======== Information shown
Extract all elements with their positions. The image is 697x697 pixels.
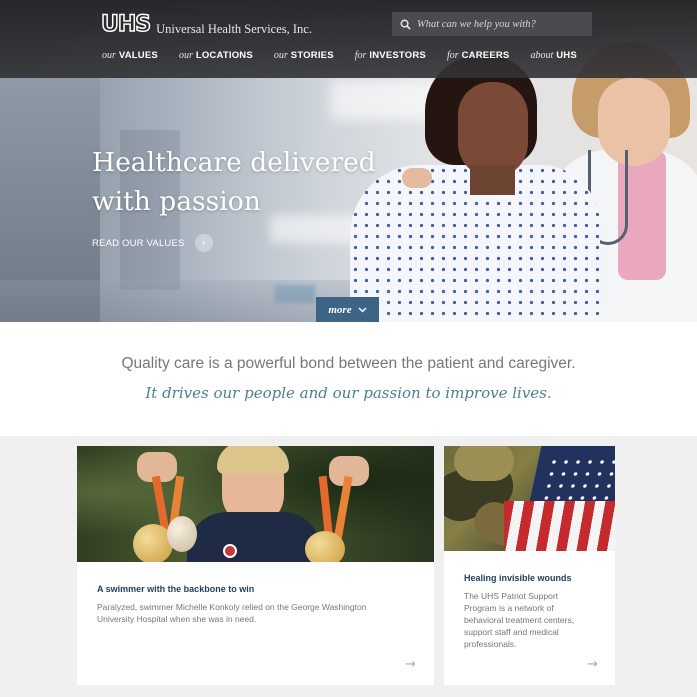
hero-title: Healthcare delivered with passion: [92, 147, 376, 217]
nav-locations[interactable]: our LOCATIONS: [179, 50, 253, 61]
card-body: The UHS Patriot Support Program is a net…: [464, 591, 575, 649]
logo-mark: UHS: [100, 11, 152, 37]
site-header: UHS Universal Health Services, Inc. ourV…: [0, 0, 697, 78]
card-title[interactable]: A swimmer with the backbone to win: [97, 584, 254, 594]
card-title[interactable]: Healing invisible wounds: [464, 573, 572, 583]
search-icon[interactable]: [400, 19, 411, 30]
nav-careers[interactable]: for CAREERS: [447, 50, 510, 61]
flag-camo-photo: [444, 446, 615, 551]
search-input[interactable]: [417, 18, 587, 30]
tagline-section: Quality care is a powerful bond between …: [0, 322, 697, 436]
uhs-logo[interactable]: UHS Universal Health Services, Inc.: [100, 11, 312, 37]
nav-stories[interactable]: our STORIES: [274, 50, 334, 61]
card-body: Paralyzed, swimmer Michelle Konkoly reli…: [97, 602, 367, 624]
nav-about[interactable]: about UHS: [530, 50, 576, 61]
more-label: more: [328, 303, 352, 316]
nav-investors[interactable]: for INVESTORS: [355, 50, 426, 61]
main-nav: our VALUES our LOCATIONS our STORIES for INV…: [102, 50, 598, 61]
story-card-swimmer[interactable]: A swimmer with the backbone to win Paral…: [77, 446, 434, 685]
more-button[interactable]: more: [316, 297, 379, 322]
search-bar: [392, 12, 592, 36]
story-card-patriot[interactable]: Healing invisible wounds The UHS Patriot…: [444, 446, 615, 685]
tagline-secondary: It drives our people and our passion to …: [145, 384, 552, 402]
stories-section: A swimmer with the backbone to win Paral…: [0, 436, 697, 697]
cta-label: READ OUR VALUES: [92, 237, 185, 249]
tagline-primary: Quality care is a powerful bond between …: [121, 355, 576, 372]
read-our-values-link[interactable]: READ OUR VALUES ›: [92, 234, 213, 252]
chevron-down-icon: [358, 306, 367, 313]
swimmer-photo: [77, 446, 434, 562]
page: Healthcare delivered with passion READ O…: [0, 0, 697, 697]
nav-values[interactable]: our VALUES: [102, 50, 158, 61]
logo-text: Universal Health Services, Inc.: [156, 22, 312, 36]
arrow-right-icon[interactable]: →: [405, 657, 416, 672]
chevron-right-icon: ›: [194, 234, 213, 252]
arrow-right-icon[interactable]: →: [587, 657, 598, 672]
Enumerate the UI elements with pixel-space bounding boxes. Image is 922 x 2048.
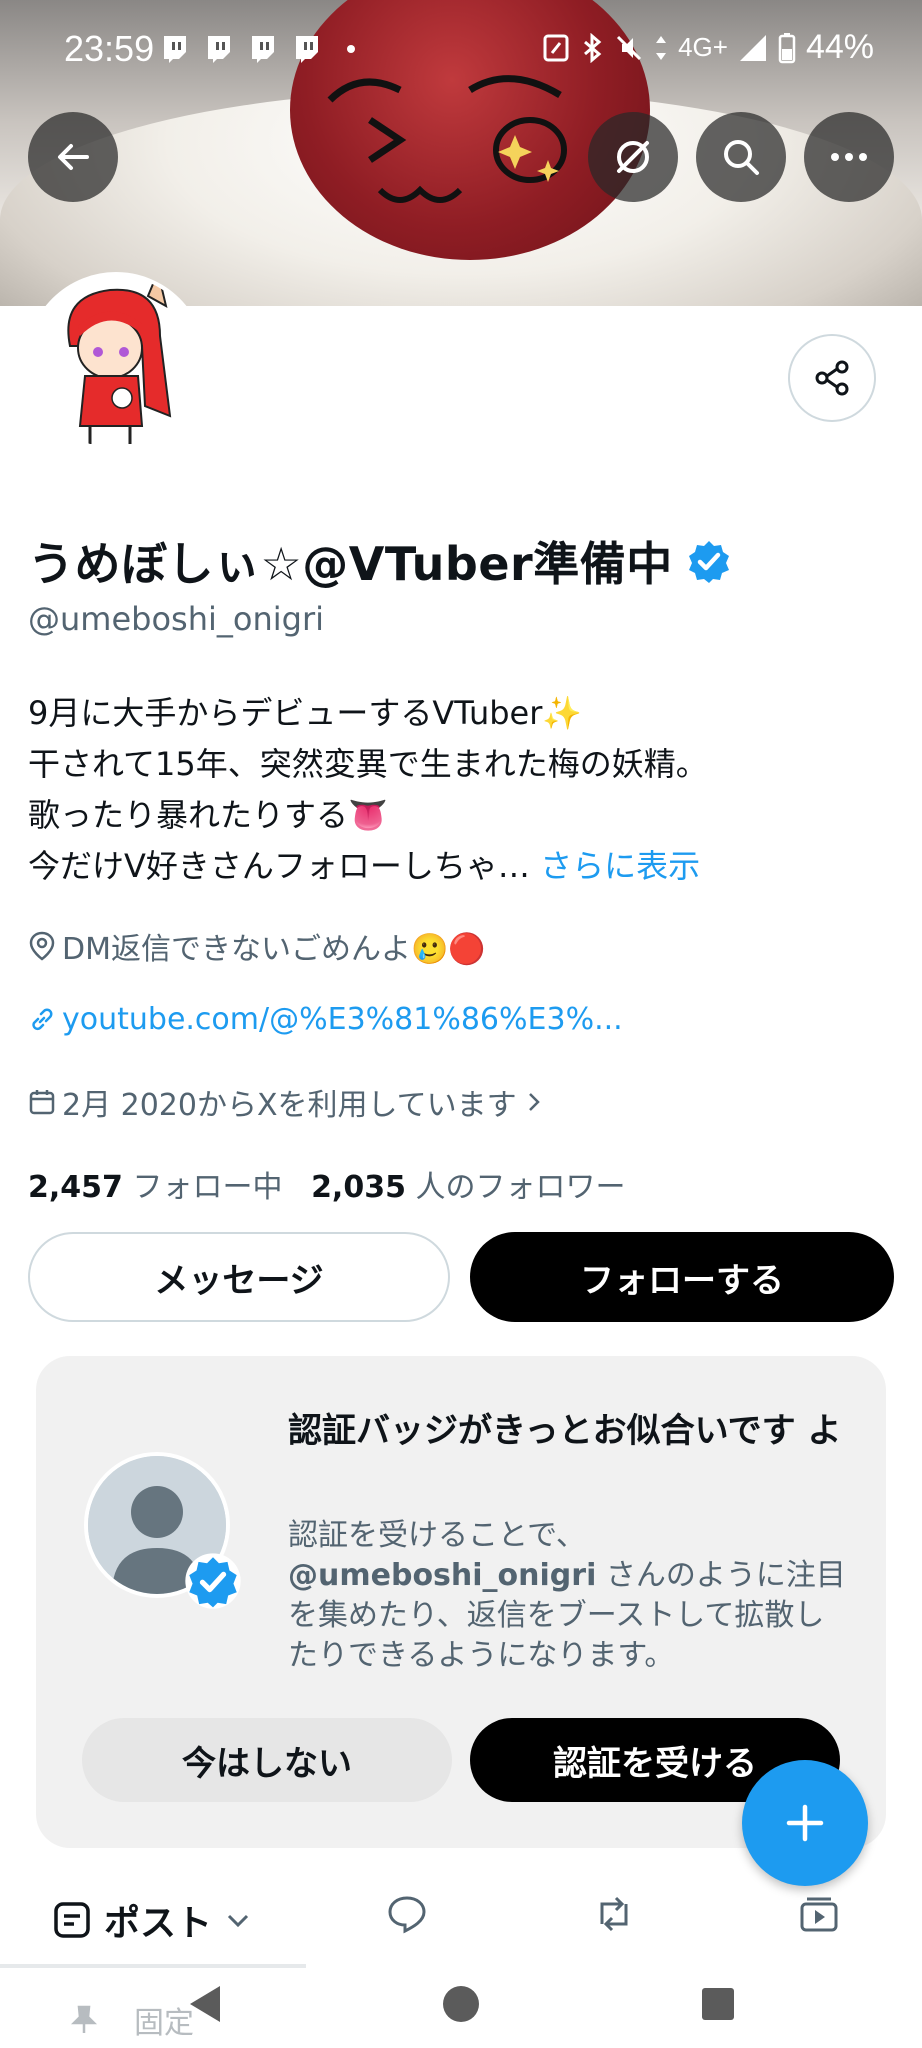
plus-icon: [786, 1804, 824, 1842]
home-circle-icon[interactable]: [441, 1982, 481, 2026]
location-pin-icon: [29, 931, 55, 961]
share-button[interactable]: [788, 334, 876, 422]
following-link[interactable]: 2,457 フォロー中: [28, 1170, 282, 1205]
profile-bio: 9月に大手からデビューするVTuber✨ 干されて15年、突然変異で生まれた梅の…: [28, 688, 888, 892]
display-name-text: うめぼしぃ☆@VTuber準備中: [28, 537, 673, 591]
twitch-icon: [208, 36, 230, 63]
profile-joined[interactable]: 2月 2020からXを利用しています: [28, 1080, 545, 1124]
website-link[interactable]: youtube.com/@%E3%81%86%E3%...: [62, 1002, 623, 1037]
avatar-image: [30, 276, 202, 448]
notification-icons: [160, 34, 366, 64]
back-button[interactable]: [28, 112, 118, 202]
more-button[interactable]: [804, 112, 894, 202]
profile-handle: @umeboshi_onigri: [28, 600, 324, 638]
message-button[interactable]: メッセージ: [28, 1232, 450, 1322]
twitch-icon: [252, 36, 274, 63]
battery-icon: [778, 32, 796, 63]
reply-bubble-icon: [388, 1896, 426, 1934]
bio-line-last: 今だけV好きさんフォローしちゃ… さらに表示: [28, 841, 888, 892]
status-time: 23:59: [64, 28, 155, 69]
tab-posts[interactable]: ポスト: [52, 1894, 252, 1946]
battery-level: 44%: [805, 28, 874, 66]
followers-link[interactable]: 2,035 人のフォロワー: [311, 1170, 625, 1205]
back-triangle-icon[interactable]: [184, 1982, 224, 2026]
profile-location: DM返信できないごめんよ🥲🔴: [28, 924, 486, 968]
show-more-link[interactable]: さらに表示: [540, 847, 700, 885]
bio-line: 干されて15年、突然変異で生まれた梅の妖精。: [28, 745, 708, 783]
location-text: DM返信できないごめんよ🥲🔴: [62, 932, 486, 967]
system-navigation-bar: [0, 1960, 922, 2048]
twitch-icon: [164, 36, 186, 63]
followers-count: 2,035: [311, 1170, 406, 1205]
verified-badge-icon: [185, 1553, 241, 1609]
grok-button[interactable]: [588, 112, 678, 202]
mute-icon: [617, 35, 642, 60]
more-horizontal-icon: [831, 153, 867, 161]
verify-body-handle: @umeboshi_onigri: [288, 1558, 597, 1593]
arrow-left-icon: [58, 144, 89, 170]
posts-icon: [54, 1902, 90, 1938]
slash-circle-icon: [617, 141, 649, 173]
tab-posts-label: ポスト: [104, 1903, 213, 1944]
repost-icon: [600, 1896, 628, 1932]
following-label: フォロー中: [132, 1170, 283, 1205]
search-icon: [724, 140, 759, 175]
profile-tabs: ポスト: [0, 1880, 922, 1964]
bio-line: 歌ったり暴れたりする👅: [28, 796, 388, 834]
profile-avatar[interactable]: [26, 272, 206, 452]
dismiss-button[interactable]: 今はしない: [82, 1718, 452, 1802]
verification-promo-card: 認証バッジがきっとお似合いです よ 認証を受けることで、 @umeboshi_o…: [36, 1356, 886, 1848]
data-arrows-icon: [656, 35, 667, 60]
share-icon: [815, 360, 849, 396]
nfc-icon: [543, 34, 569, 61]
network-type: 4G+: [678, 32, 728, 62]
recents-square-icon[interactable]: [698, 1982, 738, 2026]
calendar-icon: [29, 1090, 55, 1115]
link-icon: [32, 1008, 53, 1030]
chevron-down-icon: [227, 1914, 249, 1928]
video-library-icon: [800, 1897, 838, 1932]
search-button[interactable]: [696, 112, 786, 202]
follow-button[interactable]: フォローする: [470, 1232, 894, 1322]
compose-button[interactable]: [742, 1760, 868, 1886]
system-status: 4G+ 44%: [542, 28, 874, 67]
signal-icon: [739, 34, 766, 61]
tab-reposts[interactable]: [592, 1894, 636, 1934]
verify-card-body: 認証を受けることで、 @umeboshi_onigri さんのように注目を集めた…: [288, 1516, 848, 1676]
tab-replies[interactable]: [386, 1894, 428, 1934]
joined-text: 2月 2020からXを利用しています: [62, 1088, 517, 1123]
status-bar: 23:59 4G+ 44%: [0, 0, 922, 100]
verify-card-title: 認証バッジがきっとお似合いです よ: [288, 1411, 842, 1451]
tab-media[interactable]: [798, 1894, 840, 1934]
chevron-right-icon: [528, 1093, 540, 1111]
dot-icon: [347, 45, 355, 53]
profile-website[interactable]: youtube.com/@%E3%81%86%E3%...: [28, 1002, 623, 1037]
bluetooth-icon: [584, 32, 602, 63]
bio-line: 9月に大手からデビューするVTuber✨: [28, 694, 583, 732]
bio-line: 今だけV好きさんフォローしちゃ…: [28, 847, 530, 885]
verify-body-prefix: 認証を受けることで、: [288, 1518, 586, 1553]
follow-counts: 2,457 フォロー中 2,035 人のフォロワー: [28, 1162, 626, 1206]
display-name: うめぼしぃ☆@VTuber準備中: [28, 528, 731, 594]
verified-badge-icon[interactable]: [687, 539, 731, 583]
twitch-icon: [296, 36, 318, 63]
followers-label: 人のフォロワー: [415, 1170, 626, 1205]
following-count: 2,457: [28, 1170, 123, 1205]
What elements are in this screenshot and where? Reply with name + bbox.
================
■ Problem details
Reproduce, character for character, the lines of the records starting at the line that contains "hero-title: Healthcare delivered" and ending at the line that contains "page: Healthcare delivered", including both of those lines.

■ Correct answer
hero-title: Healthcare delivered with passion: [92, 147, 376, 217]
nav-locations[interactable]: our LOCATIONS: [179, 50, 253, 61]
card-body: The UHS Patriot Support Program is a net…: [464, 591, 575, 649]
logo-mark: UHS: [100, 11, 152, 37]
site-header: UHS Universal Health Services, Inc. ourV…: [0, 0, 697, 78]
card-title[interactable]: A swimmer with the backbone to win: [97, 584, 254, 594]
card-title[interactable]: Healing invisible wounds: [464, 573, 572, 583]
search-icon[interactable]: [400, 19, 411, 30]
nav-careers[interactable]: for CAREERS: [447, 50, 510, 61]
flag-camo-photo: [444, 446, 615, 551]
search-input[interactable]: [417, 18, 587, 30]
tagline-section: Quality care is a powerful bond between …: [0, 322, 697, 436]
uhs-logo[interactable]: UHS Universal Health Services, Inc.: [100, 11, 312, 37]
nav-stories[interactable]: our STORIES: [274, 50, 334, 61]
card-body: Paralyzed, swimmer Michelle Konkoly reli…: [97, 602, 367, 624]
nav-about[interactable]: about UHS: [530, 50, 576, 61]
more-label: more: [328, 303, 352, 316]
nav-investors[interactable]: for INVESTORS: [355, 50, 426, 61]
main-nav: our VALUES our LOCATIONS our STORIES for INV…: [102, 50, 598, 61]
story-card-swimmer[interactable]: A swimmer with the backbone to win Paral…: [77, 446, 434, 685]
more-button[interactable]: more: [316, 297, 379, 322]
search-bar: [392, 12, 592, 36]
story-card-patriot[interactable]: Healing invisible wounds The UHS Patriot…: [444, 446, 615, 685]
tagline-secondary: It drives our people and our passion to …: [145, 384, 552, 402]
stories-section: A swimmer with the backbone to win Paral…: [0, 436, 697, 697]
cta-label: READ OUR VALUES: [92, 237, 185, 249]
tagline-primary: Quality care is a powerful bond between …: [121, 355, 576, 372]
read-our-values-link[interactable]: READ OUR VALUES ›: [92, 234, 213, 252]
chevron-down-icon: [358, 306, 367, 313]
swimmer-photo: [77, 446, 434, 562]
page: Healthcare delivered with passion READ O…: [0, 0, 697, 697]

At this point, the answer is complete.